#### Material provided

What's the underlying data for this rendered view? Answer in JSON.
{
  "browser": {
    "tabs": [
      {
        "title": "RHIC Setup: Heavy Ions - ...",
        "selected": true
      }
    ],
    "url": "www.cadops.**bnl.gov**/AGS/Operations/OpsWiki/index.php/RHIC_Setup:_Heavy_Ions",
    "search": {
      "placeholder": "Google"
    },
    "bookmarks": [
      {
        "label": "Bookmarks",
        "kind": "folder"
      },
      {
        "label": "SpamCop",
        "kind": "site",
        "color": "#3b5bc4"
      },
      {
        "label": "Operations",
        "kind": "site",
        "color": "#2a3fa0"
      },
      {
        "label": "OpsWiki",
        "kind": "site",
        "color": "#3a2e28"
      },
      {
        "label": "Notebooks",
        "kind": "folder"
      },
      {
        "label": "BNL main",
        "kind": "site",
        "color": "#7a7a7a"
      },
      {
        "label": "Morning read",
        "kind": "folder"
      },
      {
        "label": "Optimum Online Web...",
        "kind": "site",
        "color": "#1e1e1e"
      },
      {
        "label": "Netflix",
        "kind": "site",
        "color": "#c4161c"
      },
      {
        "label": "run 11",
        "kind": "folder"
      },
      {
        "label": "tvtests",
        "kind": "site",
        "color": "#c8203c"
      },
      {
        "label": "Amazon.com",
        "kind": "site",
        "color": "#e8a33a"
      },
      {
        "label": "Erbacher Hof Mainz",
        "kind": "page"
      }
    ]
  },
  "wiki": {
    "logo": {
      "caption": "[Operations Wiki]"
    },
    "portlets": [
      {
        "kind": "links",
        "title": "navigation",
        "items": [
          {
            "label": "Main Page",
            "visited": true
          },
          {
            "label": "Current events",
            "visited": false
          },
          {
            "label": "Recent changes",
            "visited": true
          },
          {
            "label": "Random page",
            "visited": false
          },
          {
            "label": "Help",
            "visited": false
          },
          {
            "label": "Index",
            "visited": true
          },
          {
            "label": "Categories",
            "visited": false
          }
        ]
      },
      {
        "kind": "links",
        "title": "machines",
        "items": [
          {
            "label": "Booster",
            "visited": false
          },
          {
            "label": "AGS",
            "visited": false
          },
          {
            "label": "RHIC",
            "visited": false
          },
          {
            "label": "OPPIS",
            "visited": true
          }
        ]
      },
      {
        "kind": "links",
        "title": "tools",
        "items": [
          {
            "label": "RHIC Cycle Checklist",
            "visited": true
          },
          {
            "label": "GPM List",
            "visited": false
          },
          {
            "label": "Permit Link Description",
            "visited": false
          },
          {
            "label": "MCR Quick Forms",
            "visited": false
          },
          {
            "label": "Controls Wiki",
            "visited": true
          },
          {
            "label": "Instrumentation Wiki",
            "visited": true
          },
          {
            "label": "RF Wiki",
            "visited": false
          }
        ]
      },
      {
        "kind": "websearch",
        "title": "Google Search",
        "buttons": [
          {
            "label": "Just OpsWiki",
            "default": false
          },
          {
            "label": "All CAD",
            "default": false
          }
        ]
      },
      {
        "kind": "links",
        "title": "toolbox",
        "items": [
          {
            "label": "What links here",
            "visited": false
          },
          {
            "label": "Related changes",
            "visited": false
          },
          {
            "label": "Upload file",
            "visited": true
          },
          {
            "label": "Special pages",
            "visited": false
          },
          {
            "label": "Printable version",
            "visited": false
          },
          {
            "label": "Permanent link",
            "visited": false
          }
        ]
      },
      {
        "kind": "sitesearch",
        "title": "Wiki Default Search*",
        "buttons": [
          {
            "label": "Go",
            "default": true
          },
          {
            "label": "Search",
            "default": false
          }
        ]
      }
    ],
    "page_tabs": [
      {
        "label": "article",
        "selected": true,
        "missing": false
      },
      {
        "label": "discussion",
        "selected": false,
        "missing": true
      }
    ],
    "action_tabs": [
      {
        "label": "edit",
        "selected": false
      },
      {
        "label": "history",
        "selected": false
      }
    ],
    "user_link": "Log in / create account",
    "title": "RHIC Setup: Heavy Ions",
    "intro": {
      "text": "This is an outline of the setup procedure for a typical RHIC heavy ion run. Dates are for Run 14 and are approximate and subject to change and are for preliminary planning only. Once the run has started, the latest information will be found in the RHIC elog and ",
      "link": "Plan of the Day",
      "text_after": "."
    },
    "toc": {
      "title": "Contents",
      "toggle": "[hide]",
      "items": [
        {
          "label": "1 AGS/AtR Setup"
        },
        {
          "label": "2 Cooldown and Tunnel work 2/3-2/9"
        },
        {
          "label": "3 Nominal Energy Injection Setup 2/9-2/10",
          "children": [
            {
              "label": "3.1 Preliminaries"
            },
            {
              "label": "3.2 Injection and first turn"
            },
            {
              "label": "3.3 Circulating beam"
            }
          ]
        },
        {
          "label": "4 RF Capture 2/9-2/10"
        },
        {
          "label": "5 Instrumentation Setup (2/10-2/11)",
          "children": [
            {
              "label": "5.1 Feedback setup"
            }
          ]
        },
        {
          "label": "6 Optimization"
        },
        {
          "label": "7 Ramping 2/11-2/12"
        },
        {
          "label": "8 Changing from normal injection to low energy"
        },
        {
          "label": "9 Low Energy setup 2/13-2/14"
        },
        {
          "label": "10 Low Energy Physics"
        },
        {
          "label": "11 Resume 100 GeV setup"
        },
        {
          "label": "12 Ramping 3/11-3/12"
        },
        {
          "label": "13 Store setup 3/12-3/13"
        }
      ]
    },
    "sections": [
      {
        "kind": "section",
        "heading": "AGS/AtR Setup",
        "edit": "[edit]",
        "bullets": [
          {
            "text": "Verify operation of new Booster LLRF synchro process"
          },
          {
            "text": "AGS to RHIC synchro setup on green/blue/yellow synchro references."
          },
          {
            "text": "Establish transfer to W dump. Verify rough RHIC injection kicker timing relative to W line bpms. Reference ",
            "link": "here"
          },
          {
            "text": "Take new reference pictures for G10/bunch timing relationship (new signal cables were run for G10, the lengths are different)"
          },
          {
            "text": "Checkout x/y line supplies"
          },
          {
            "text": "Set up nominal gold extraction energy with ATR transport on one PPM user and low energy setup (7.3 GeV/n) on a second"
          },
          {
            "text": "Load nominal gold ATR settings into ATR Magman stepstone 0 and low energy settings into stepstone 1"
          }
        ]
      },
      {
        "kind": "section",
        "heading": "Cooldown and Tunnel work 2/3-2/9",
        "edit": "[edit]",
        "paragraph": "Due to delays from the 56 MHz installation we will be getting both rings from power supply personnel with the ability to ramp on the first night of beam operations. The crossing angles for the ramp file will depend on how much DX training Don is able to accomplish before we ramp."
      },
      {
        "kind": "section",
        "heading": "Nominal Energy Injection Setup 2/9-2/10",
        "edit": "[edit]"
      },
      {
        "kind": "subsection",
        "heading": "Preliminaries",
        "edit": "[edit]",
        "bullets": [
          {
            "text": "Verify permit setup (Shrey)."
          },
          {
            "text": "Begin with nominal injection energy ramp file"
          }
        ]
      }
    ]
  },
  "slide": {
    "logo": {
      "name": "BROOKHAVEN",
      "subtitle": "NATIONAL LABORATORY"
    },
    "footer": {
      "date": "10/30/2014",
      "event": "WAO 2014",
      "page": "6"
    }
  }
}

########

Problem:
Scan the listing above for the word "Tunnel" and show each line where it is found.

Written answer:
          "label": "2 Cooldown and Tunnel work 2/3-2/9"
        "heading": "Cooldown and Tunnel work 2/3-2/9",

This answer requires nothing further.